» **PROVIDED RECORDS**
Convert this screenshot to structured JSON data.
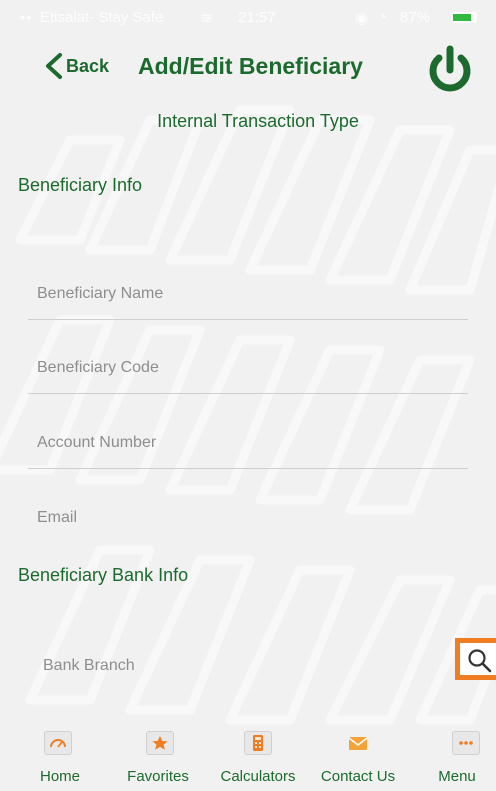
{
  "status_bar": {
    "carrier": "Etisalat- Stay Safe",
    "time": "21:57",
    "battery": "87%"
  },
  "header": {
    "back_label": "Back",
    "title": "Add/Edit Beneficiary"
  },
  "subtitle": "Internal Transaction Type",
  "sections": {
    "beneficiary_info": {
      "title": "Beneficiary Info",
      "fields": [
        {
          "placeholder": "Beneficiary Name"
        },
        {
          "placeholder": "Beneficiary Code"
        },
        {
          "placeholder": "Account Number"
        },
        {
          "placeholder": "Email"
        }
      ]
    },
    "bank_info": {
      "title": "Beneficiary Bank Info",
      "fields": [
        {
          "placeholder": "Bank Branch"
        }
      ]
    }
  },
  "tab_bar": {
    "items": [
      {
        "label": "Home",
        "icon": "speedometer-icon"
      },
      {
        "label": "Favorites",
        "icon": "star-icon"
      },
      {
        "label": "Calculators",
        "icon": "calculator-icon"
      },
      {
        "label": "Contact Us",
        "icon": "envelope-icon"
      },
      {
        "label": "Menu",
        "icon": "ellipsis-icon"
      }
    ]
  },
  "colors": {
    "primary_green": "#1c6a2e",
    "accent_orange": "#ef7d21",
    "background": "#f1f1f1",
    "placeholder_text": "#8e8e8e",
    "status_bar_text": "#ffffff"
  }
}
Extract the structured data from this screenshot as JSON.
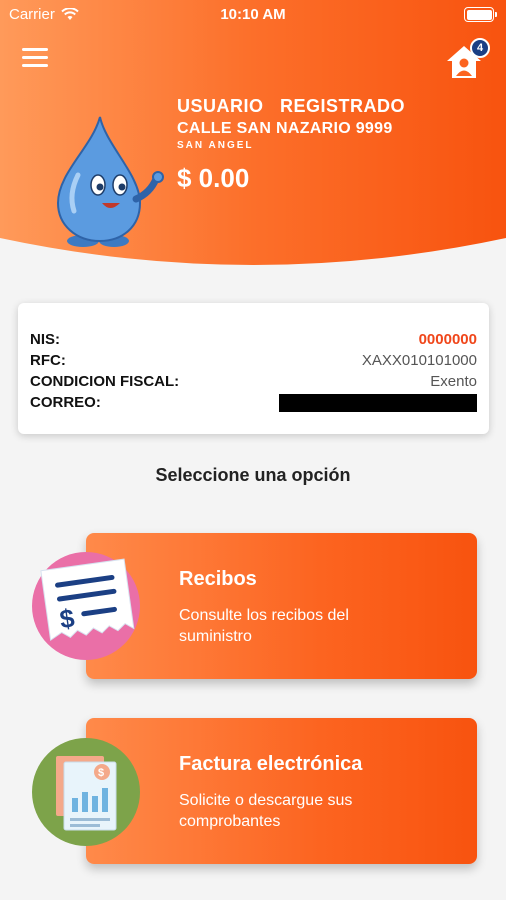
{
  "status_bar": {
    "carrier": "Carrier",
    "time": "10:10 AM"
  },
  "header": {
    "notifications_count": "4"
  },
  "user": {
    "name": "USUARIO   REGISTRADO",
    "address": "CALLE SAN NAZARIO 9999",
    "area": "SAN ANGEL",
    "balance": "$ 0.00"
  },
  "info": {
    "nis_label": "NIS:",
    "nis_value": "0000000",
    "rfc_label": "RFC:",
    "rfc_value": "XAXX010101000",
    "fiscal_label": "CONDICION FISCAL:",
    "fiscal_value": "Exento",
    "email_label": "CORREO:"
  },
  "prompt": "Seleccione una opción",
  "options": [
    {
      "title": "Recibos",
      "desc": "Consulte los recibos del suministro",
      "icon": "receipt-icon"
    },
    {
      "title": "Factura electrónica",
      "desc": "Solicite o descargue sus comprobantes",
      "icon": "invoice-icon"
    }
  ],
  "colors": {
    "accent": "#fc6420",
    "badge": "#1b3f84",
    "nis": "#f0461a"
  }
}
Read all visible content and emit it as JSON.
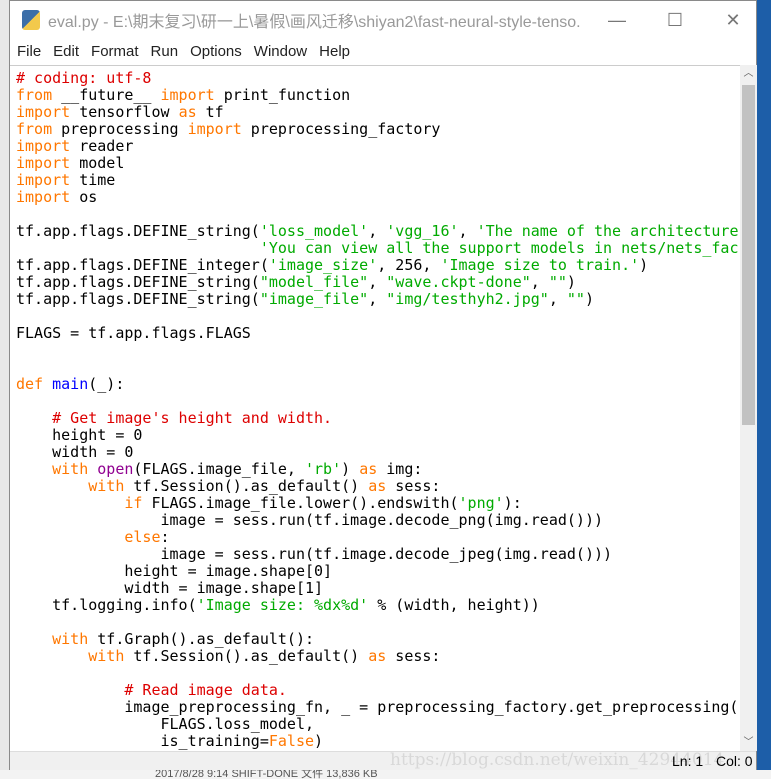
{
  "window": {
    "title": "eval.py - E:\\期末复习\\研一上\\暑假\\画风迁移\\shiyan2\\fast-neural-style-tenso...",
    "minimize": "—",
    "maximize": "☐",
    "close": "✕"
  },
  "menu": [
    "File",
    "Edit",
    "Format",
    "Run",
    "Options",
    "Window",
    "Help"
  ],
  "colors": {
    "keyword": "#ff7700",
    "string": "#00aa00",
    "comment": "#dd0000",
    "builtin": "#900090",
    "definition": "#0000ff"
  },
  "code": [
    [
      [
        "c",
        "# coding: utf-8"
      ]
    ],
    [
      [
        "k",
        "from"
      ],
      [
        "n",
        " __future__ "
      ],
      [
        "k",
        "import"
      ],
      [
        "n",
        " print_function"
      ]
    ],
    [
      [
        "k",
        "import"
      ],
      [
        "n",
        " tensorflow "
      ],
      [
        "k",
        "as"
      ],
      [
        "n",
        " tf"
      ]
    ],
    [
      [
        "k",
        "from"
      ],
      [
        "n",
        " preprocessing "
      ],
      [
        "k",
        "import"
      ],
      [
        "n",
        " preprocessing_factory"
      ]
    ],
    [
      [
        "k",
        "import"
      ],
      [
        "n",
        " reader"
      ]
    ],
    [
      [
        "k",
        "import"
      ],
      [
        "n",
        " model"
      ]
    ],
    [
      [
        "k",
        "import"
      ],
      [
        "n",
        " time"
      ]
    ],
    [
      [
        "k",
        "import"
      ],
      [
        "n",
        " os"
      ]
    ],
    [],
    [
      [
        "n",
        "tf.app.flags.DEFINE_string("
      ],
      [
        "s",
        "'loss_model'"
      ],
      [
        "n",
        ", "
      ],
      [
        "s",
        "'vgg_16'"
      ],
      [
        "n",
        ", "
      ],
      [
        "s",
        "'The name of the architecture"
      ]
    ],
    [
      [
        "n",
        "                           "
      ],
      [
        "s",
        "'You can view all the support models in nets/nets_fac"
      ]
    ],
    [
      [
        "n",
        "tf.app.flags.DEFINE_integer("
      ],
      [
        "s",
        "'image_size'"
      ],
      [
        "n",
        ", 256, "
      ],
      [
        "s",
        "'Image size to train.'"
      ],
      [
        "n",
        ")"
      ]
    ],
    [
      [
        "n",
        "tf.app.flags.DEFINE_string("
      ],
      [
        "s",
        "\"model_file\""
      ],
      [
        "n",
        ", "
      ],
      [
        "s",
        "\"wave.ckpt-done\""
      ],
      [
        "n",
        ", "
      ],
      [
        "s",
        "\"\""
      ],
      [
        "n",
        ")"
      ]
    ],
    [
      [
        "n",
        "tf.app.flags.DEFINE_string("
      ],
      [
        "s",
        "\"image_file\""
      ],
      [
        "n",
        ", "
      ],
      [
        "s",
        "\"img/testhyh2.jpg\""
      ],
      [
        "n",
        ", "
      ],
      [
        "s",
        "\"\""
      ],
      [
        "n",
        ")"
      ]
    ],
    [],
    [
      [
        "n",
        "FLAGS = tf.app.flags.FLAGS"
      ]
    ],
    [],
    [],
    [
      [
        "k",
        "def"
      ],
      [
        "n",
        " "
      ],
      [
        "d",
        "main"
      ],
      [
        "n",
        "(_):"
      ]
    ],
    [],
    [
      [
        "n",
        "    "
      ],
      [
        "c",
        "# Get image's height and width."
      ]
    ],
    [
      [
        "n",
        "    height = 0"
      ]
    ],
    [
      [
        "n",
        "    width = 0"
      ]
    ],
    [
      [
        "n",
        "    "
      ],
      [
        "k",
        "with"
      ],
      [
        "n",
        " "
      ],
      [
        "b",
        "open"
      ],
      [
        "n",
        "(FLAGS.image_file, "
      ],
      [
        "s",
        "'rb'"
      ],
      [
        "n",
        ") "
      ],
      [
        "k",
        "as"
      ],
      [
        "n",
        " img:"
      ]
    ],
    [
      [
        "n",
        "        "
      ],
      [
        "k",
        "with"
      ],
      [
        "n",
        " tf.Session().as_default() "
      ],
      [
        "k",
        "as"
      ],
      [
        "n",
        " sess:"
      ]
    ],
    [
      [
        "n",
        "            "
      ],
      [
        "k",
        "if"
      ],
      [
        "n",
        " FLAGS.image_file.lower().endswith("
      ],
      [
        "s",
        "'png'"
      ],
      [
        "n",
        "):"
      ]
    ],
    [
      [
        "n",
        "                image = sess.run(tf.image.decode_png(img.read()))"
      ]
    ],
    [
      [
        "n",
        "            "
      ],
      [
        "k",
        "else"
      ],
      [
        "n",
        ":"
      ]
    ],
    [
      [
        "n",
        "                image = sess.run(tf.image.decode_jpeg(img.read()))"
      ]
    ],
    [
      [
        "n",
        "            height = image.shape[0]"
      ]
    ],
    [
      [
        "n",
        "            width = image.shape[1]"
      ]
    ],
    [
      [
        "n",
        "    tf.logging.info("
      ],
      [
        "s",
        "'Image size: %dx%d'"
      ],
      [
        "n",
        " % (width, height))"
      ]
    ],
    [],
    [
      [
        "n",
        "    "
      ],
      [
        "k",
        "with"
      ],
      [
        "n",
        " tf.Graph().as_default():"
      ]
    ],
    [
      [
        "n",
        "        "
      ],
      [
        "k",
        "with"
      ],
      [
        "n",
        " tf.Session().as_default() "
      ],
      [
        "k",
        "as"
      ],
      [
        "n",
        " sess:"
      ]
    ],
    [],
    [
      [
        "n",
        "            "
      ],
      [
        "c",
        "# Read image data."
      ]
    ],
    [
      [
        "n",
        "            image_preprocessing_fn, _ = preprocessing_factory.get_preprocessing("
      ]
    ],
    [
      [
        "n",
        "                FLAGS.loss_model,"
      ]
    ],
    [
      [
        "n",
        "                is_training="
      ],
      [
        "k",
        "False"
      ],
      [
        "n",
        ")"
      ]
    ]
  ],
  "status": {
    "ln": "Ln: 1",
    "col": "Col: 0",
    "watermark": "https://blog.csdn.net/weixin_42944014"
  },
  "background": {
    "taskbar_text": "2017/8/28 9:14      SHIFT-DONE 文件        13,836 KB"
  }
}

» **WHAT IS REQUIRED**
Filter for "width". Return all lines that hold it.

» **TASK ANSWER**
        "# Get image's height and width."
        "    width = 0"
        "            width = image.shape[1]"
        " % (width, height))"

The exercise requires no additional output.